Information given:
[start]
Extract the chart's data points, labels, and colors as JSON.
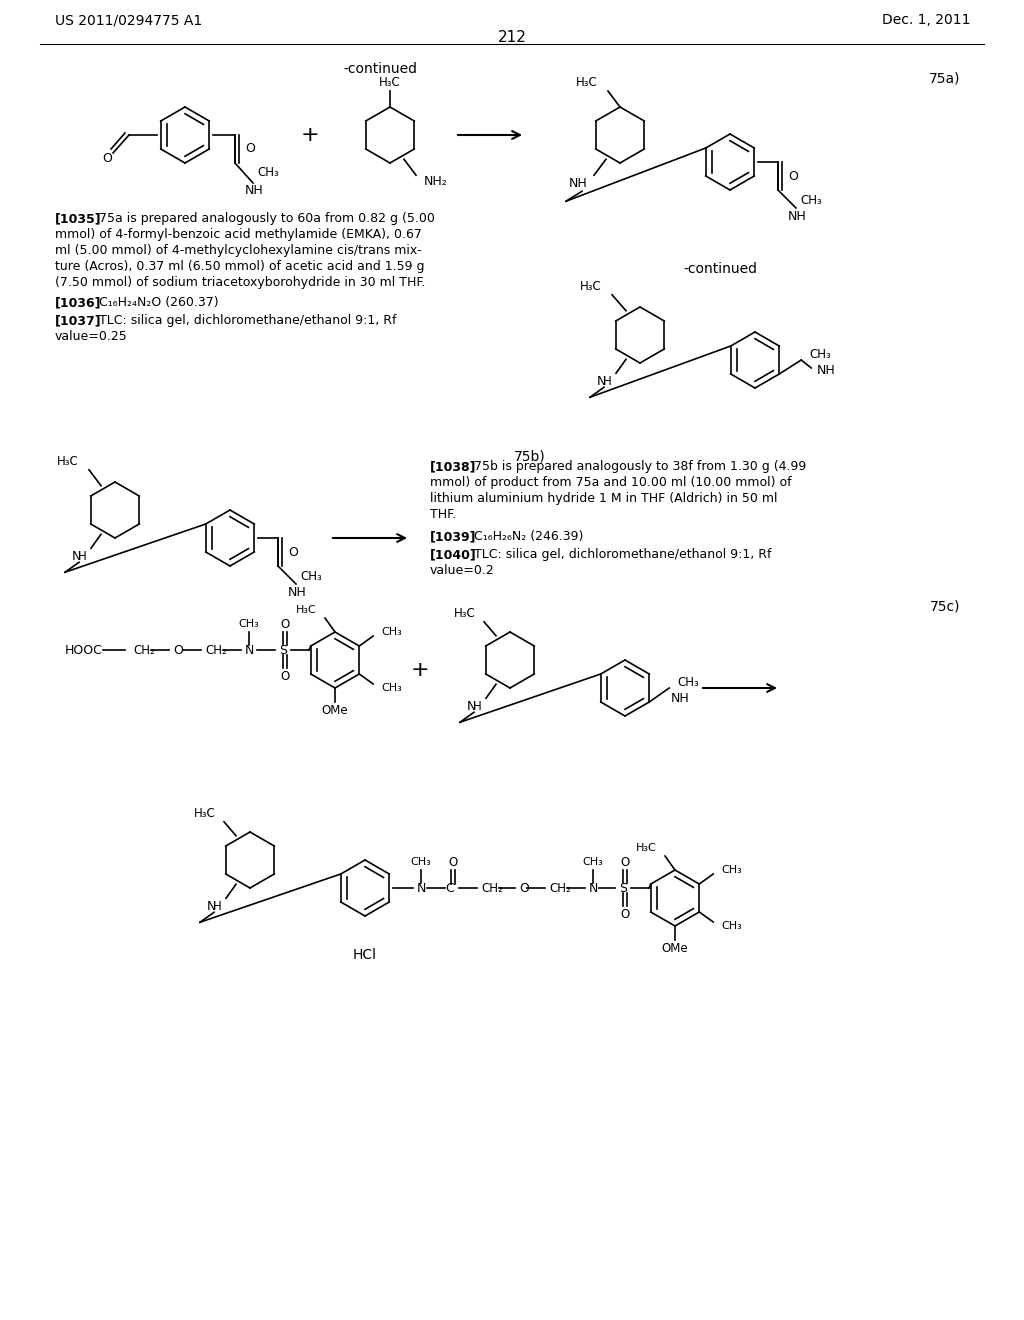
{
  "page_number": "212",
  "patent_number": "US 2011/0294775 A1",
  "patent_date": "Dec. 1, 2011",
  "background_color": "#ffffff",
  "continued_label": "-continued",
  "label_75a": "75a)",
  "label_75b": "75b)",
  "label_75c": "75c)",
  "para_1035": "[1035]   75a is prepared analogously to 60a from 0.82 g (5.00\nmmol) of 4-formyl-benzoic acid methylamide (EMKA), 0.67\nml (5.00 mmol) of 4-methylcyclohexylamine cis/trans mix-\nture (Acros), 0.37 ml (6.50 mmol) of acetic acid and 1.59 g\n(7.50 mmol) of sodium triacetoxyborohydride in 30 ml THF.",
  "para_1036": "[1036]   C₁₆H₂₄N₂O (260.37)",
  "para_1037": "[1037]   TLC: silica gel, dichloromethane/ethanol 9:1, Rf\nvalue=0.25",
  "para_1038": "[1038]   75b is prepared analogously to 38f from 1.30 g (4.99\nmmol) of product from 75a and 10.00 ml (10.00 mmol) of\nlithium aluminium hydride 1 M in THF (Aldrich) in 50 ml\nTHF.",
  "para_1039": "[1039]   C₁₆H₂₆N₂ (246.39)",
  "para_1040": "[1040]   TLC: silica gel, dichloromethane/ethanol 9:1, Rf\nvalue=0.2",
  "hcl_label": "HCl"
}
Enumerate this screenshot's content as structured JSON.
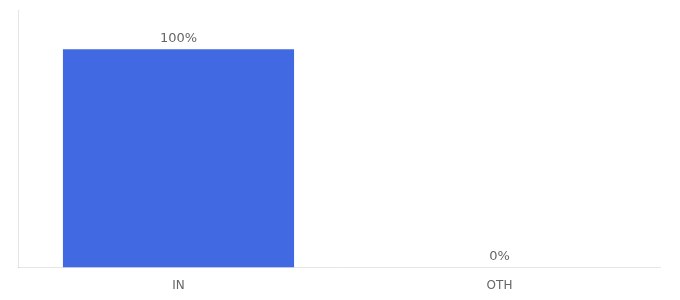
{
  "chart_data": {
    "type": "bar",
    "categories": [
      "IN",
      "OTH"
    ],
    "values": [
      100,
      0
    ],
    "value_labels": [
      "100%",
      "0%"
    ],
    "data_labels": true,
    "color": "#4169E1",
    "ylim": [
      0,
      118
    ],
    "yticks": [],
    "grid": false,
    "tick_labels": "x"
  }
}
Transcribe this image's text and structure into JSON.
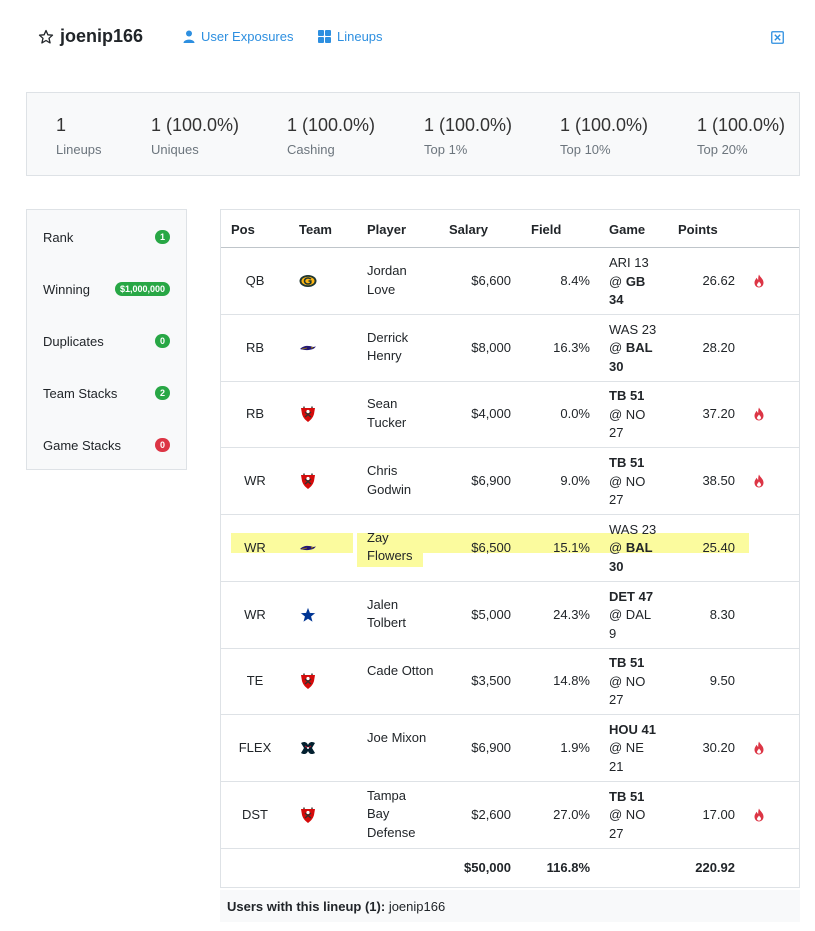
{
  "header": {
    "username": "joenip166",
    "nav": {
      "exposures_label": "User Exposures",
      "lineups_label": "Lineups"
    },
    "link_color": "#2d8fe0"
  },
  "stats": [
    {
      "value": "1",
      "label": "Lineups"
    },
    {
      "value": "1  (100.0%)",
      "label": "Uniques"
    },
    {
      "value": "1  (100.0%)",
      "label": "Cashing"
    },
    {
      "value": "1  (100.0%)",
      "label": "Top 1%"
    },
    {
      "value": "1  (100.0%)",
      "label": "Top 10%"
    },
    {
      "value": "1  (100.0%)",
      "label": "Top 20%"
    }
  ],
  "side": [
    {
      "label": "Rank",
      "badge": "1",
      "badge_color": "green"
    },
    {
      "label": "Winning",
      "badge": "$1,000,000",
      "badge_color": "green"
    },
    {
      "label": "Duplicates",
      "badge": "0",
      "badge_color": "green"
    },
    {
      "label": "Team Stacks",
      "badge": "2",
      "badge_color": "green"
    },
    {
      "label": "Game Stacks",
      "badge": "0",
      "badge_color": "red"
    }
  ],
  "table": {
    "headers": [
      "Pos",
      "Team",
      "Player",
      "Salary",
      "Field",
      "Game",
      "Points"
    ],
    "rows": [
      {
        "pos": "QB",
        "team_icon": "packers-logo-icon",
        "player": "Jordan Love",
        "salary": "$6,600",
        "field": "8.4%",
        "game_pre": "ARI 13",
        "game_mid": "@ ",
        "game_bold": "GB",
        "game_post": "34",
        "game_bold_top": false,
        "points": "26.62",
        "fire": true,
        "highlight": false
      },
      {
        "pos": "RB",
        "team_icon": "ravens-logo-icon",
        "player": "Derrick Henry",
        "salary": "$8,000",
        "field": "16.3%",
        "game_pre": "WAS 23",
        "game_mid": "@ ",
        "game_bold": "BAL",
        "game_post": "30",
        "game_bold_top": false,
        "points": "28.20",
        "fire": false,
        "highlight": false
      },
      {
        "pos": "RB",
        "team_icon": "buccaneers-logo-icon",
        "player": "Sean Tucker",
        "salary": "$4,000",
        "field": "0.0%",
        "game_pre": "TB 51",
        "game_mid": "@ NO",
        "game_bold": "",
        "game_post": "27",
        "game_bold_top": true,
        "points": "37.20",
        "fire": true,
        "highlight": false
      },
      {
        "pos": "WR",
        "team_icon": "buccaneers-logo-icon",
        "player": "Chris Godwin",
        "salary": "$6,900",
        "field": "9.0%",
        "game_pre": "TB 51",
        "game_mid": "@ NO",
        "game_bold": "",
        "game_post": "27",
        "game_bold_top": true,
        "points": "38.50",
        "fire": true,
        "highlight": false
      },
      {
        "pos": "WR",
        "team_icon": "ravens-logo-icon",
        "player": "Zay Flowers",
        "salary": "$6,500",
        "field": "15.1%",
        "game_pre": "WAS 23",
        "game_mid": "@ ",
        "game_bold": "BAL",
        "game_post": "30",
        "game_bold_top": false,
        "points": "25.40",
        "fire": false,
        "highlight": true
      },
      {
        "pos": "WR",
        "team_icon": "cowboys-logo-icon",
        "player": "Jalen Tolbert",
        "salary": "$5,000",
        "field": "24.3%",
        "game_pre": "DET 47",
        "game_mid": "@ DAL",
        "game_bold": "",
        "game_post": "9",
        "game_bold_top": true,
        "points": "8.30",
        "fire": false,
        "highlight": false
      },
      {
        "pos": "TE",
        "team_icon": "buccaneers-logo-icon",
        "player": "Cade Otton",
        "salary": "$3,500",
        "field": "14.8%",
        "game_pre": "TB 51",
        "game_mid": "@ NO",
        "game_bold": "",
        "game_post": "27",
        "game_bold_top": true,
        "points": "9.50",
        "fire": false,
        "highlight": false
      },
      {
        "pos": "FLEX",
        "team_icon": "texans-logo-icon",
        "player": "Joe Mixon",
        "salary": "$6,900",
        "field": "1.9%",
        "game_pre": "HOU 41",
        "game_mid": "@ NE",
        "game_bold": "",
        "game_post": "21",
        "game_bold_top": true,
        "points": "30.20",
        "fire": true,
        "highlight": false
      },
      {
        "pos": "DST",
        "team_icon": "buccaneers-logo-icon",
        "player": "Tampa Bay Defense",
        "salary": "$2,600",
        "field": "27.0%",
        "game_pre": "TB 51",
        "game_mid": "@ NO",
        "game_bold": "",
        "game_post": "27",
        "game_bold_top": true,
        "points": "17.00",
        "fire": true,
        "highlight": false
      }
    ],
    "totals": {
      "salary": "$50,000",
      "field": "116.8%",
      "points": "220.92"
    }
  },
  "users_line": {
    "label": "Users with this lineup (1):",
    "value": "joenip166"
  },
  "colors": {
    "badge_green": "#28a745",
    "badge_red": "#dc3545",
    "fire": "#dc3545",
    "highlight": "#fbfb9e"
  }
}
[end]
What to work on:
Scan the data for the word "dichloromethane" and copy every line where it shows up.

Exercise solution:
  "para_1037": "[1037]   TLC: silica gel, dichloromethane/ethanol 9:1, Rf\nvalue=0.25",
  "para_1040": "[1040]   TLC: silica gel, dichloromethane/ethanol 9:1, Rf\nvalue=0.2",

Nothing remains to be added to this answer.